>> Begin Supplied entries

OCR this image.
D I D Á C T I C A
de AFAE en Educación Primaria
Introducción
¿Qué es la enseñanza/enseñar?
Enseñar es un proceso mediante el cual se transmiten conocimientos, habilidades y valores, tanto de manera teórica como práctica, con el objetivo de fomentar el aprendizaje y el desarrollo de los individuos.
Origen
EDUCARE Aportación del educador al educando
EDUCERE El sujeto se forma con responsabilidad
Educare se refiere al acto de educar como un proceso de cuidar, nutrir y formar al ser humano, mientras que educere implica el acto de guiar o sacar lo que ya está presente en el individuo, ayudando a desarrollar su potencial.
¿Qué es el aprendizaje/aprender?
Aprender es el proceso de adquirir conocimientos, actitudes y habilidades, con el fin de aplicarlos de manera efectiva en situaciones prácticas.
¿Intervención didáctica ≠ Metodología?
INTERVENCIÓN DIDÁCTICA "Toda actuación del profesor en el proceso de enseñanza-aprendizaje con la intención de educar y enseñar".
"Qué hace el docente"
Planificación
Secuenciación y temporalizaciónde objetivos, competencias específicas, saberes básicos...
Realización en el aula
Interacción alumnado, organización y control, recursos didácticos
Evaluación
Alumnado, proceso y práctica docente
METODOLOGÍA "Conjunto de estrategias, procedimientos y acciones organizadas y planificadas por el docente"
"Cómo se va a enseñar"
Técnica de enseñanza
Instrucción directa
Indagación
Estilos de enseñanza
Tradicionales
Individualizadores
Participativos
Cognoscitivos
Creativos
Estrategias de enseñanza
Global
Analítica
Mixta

>> End Supplied entries

Problem to work on: From the entries above, collect every line with the string "docente" in it.

Written answer:
"Qué hace el docente"
Alumnado, proceso y práctica docente
METODOLOGÍA "Conjunto de estrategias, procedimientos y acciones organizadas y planificadas por el docente"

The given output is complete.